(Source data)
----------------

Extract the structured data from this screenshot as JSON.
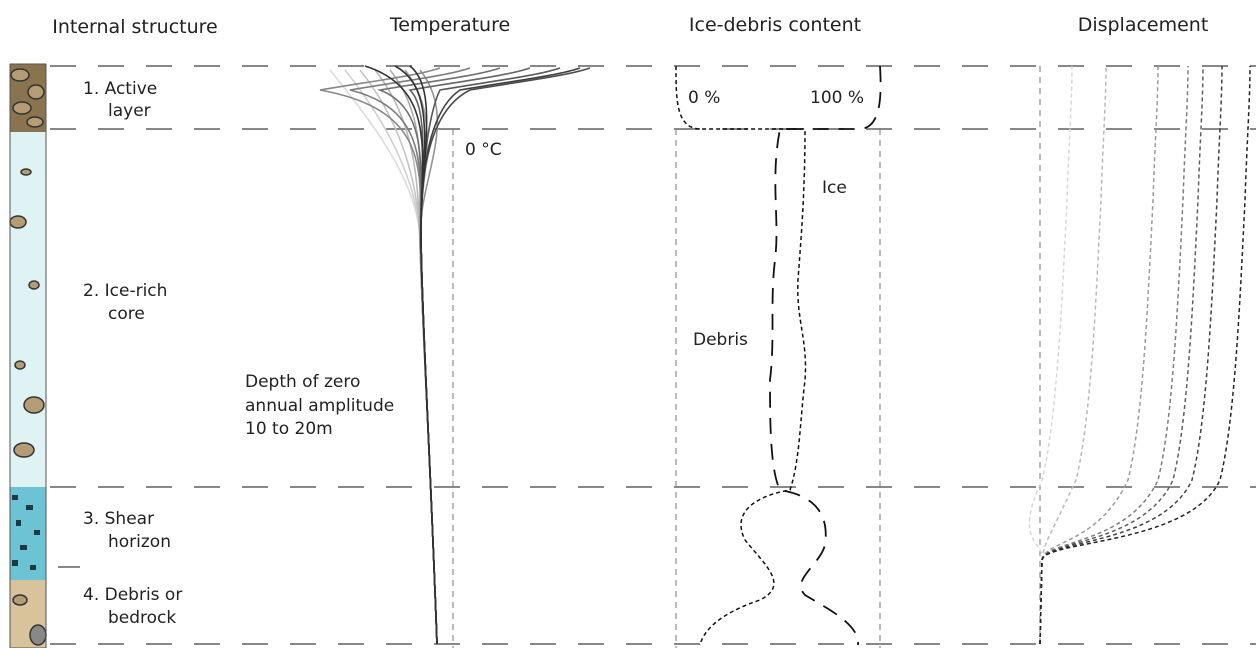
{
  "columns": [
    "Internal structure",
    "Temperature",
    "Ice-debris content",
    "Displacement"
  ],
  "layers": [
    {
      "label": [
        "1. Active",
        "layer"
      ]
    },
    {
      "label": [
        "2. Ice-rich",
        "core"
      ]
    },
    {
      "label": [
        "3. Shear",
        "horizon"
      ]
    },
    {
      "label": [
        "4. Debris or",
        "bedrock"
      ]
    }
  ],
  "temperature": {
    "zero_label": "0 °C",
    "note": [
      "Depth of zero",
      "annual amplitude",
      "10 to 20m"
    ]
  },
  "ice_debris": {
    "min_label": "0 %",
    "max_label": "100 %",
    "ice_label": "Ice",
    "debris_label": "Debris"
  }
}
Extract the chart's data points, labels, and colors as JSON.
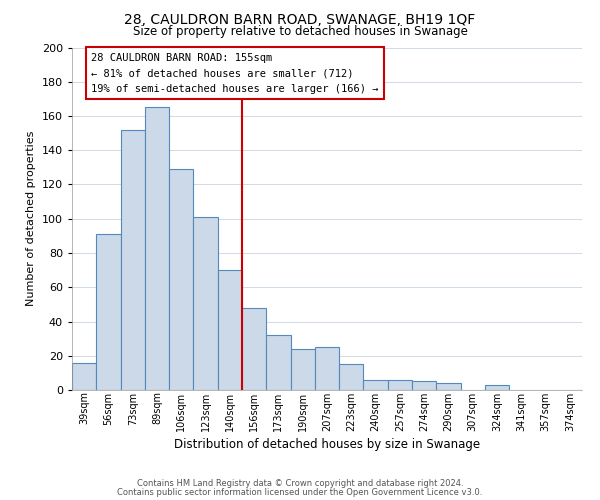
{
  "title": "28, CAULDRON BARN ROAD, SWANAGE, BH19 1QF",
  "subtitle": "Size of property relative to detached houses in Swanage",
  "xlabel": "Distribution of detached houses by size in Swanage",
  "ylabel": "Number of detached properties",
  "bar_labels": [
    "39sqm",
    "56sqm",
    "73sqm",
    "89sqm",
    "106sqm",
    "123sqm",
    "140sqm",
    "156sqm",
    "173sqm",
    "190sqm",
    "207sqm",
    "223sqm",
    "240sqm",
    "257sqm",
    "274sqm",
    "290sqm",
    "307sqm",
    "324sqm",
    "341sqm",
    "357sqm",
    "374sqm"
  ],
  "bar_heights": [
    16,
    91,
    152,
    165,
    129,
    101,
    70,
    48,
    32,
    24,
    25,
    15,
    6,
    6,
    5,
    4,
    0,
    3,
    0,
    0,
    0
  ],
  "bar_color": "#ccd9e8",
  "bar_edge_color": "#5588bb",
  "vline_index": 7,
  "vline_color": "#cc0000",
  "annotation_title": "28 CAULDRON BARN ROAD: 155sqm",
  "annotation_line1": "← 81% of detached houses are smaller (712)",
  "annotation_line2": "19% of semi-detached houses are larger (166) →",
  "annotation_box_edge": "#cc0000",
  "ylim": [
    0,
    200
  ],
  "yticks": [
    0,
    20,
    40,
    60,
    80,
    100,
    120,
    140,
    160,
    180,
    200
  ],
  "footer1": "Contains HM Land Registry data © Crown copyright and database right 2024.",
  "footer2": "Contains public sector information licensed under the Open Government Licence v3.0."
}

----------------

* WORK TO DO: Every entry above needs to be retyped exactly; drop the pictures.

* ANSWER FOR THIS EXERCISE:
Extract the structured data from this screenshot as JSON.
{
  "columns": [
    "Internal structure",
    "Temperature",
    "Ice-debris content",
    "Displacement"
  ],
  "layers": [
    {
      "label": [
        "1. Active",
        "layer"
      ]
    },
    {
      "label": [
        "2. Ice-rich",
        "core"
      ]
    },
    {
      "label": [
        "3. Shear",
        "horizon"
      ]
    },
    {
      "label": [
        "4. Debris or",
        "bedrock"
      ]
    }
  ],
  "temperature": {
    "zero_label": "0 °C",
    "note": [
      "Depth of zero",
      "annual amplitude",
      "10 to 20m"
    ]
  },
  "ice_debris": {
    "min_label": "0 %",
    "max_label": "100 %",
    "ice_label": "Ice",
    "debris_label": "Debris"
  }
}
Extract the chart's data points, labels, and colors as JSON.
{
  "title": "28, CAULDRON BARN ROAD, SWANAGE, BH19 1QF",
  "subtitle": "Size of property relative to detached houses in Swanage",
  "xlabel": "Distribution of detached houses by size in Swanage",
  "ylabel": "Number of detached properties",
  "bar_labels": [
    "39sqm",
    "56sqm",
    "73sqm",
    "89sqm",
    "106sqm",
    "123sqm",
    "140sqm",
    "156sqm",
    "173sqm",
    "190sqm",
    "207sqm",
    "223sqm",
    "240sqm",
    "257sqm",
    "274sqm",
    "290sqm",
    "307sqm",
    "324sqm",
    "341sqm",
    "357sqm",
    "374sqm"
  ],
  "bar_heights": [
    16,
    91,
    152,
    165,
    129,
    101,
    70,
    48,
    32,
    24,
    25,
    15,
    6,
    6,
    5,
    4,
    0,
    3,
    0,
    0,
    0
  ],
  "bar_color": "#ccd9e8",
  "bar_edge_color": "#5588bb",
  "vline_index": 7,
  "vline_color": "#cc0000",
  "annotation_title": "28 CAULDRON BARN ROAD: 155sqm",
  "annotation_line1": "← 81% of detached houses are smaller (712)",
  "annotation_line2": "19% of semi-detached houses are larger (166) →",
  "annotation_box_edge": "#cc0000",
  "ylim": [
    0,
    200
  ],
  "yticks": [
    0,
    20,
    40,
    60,
    80,
    100,
    120,
    140,
    160,
    180,
    200
  ],
  "footer1": "Contains HM Land Registry data © Crown copyright and database right 2024.",
  "footer2": "Contains public sector information licensed under the Open Government Licence v3.0."
}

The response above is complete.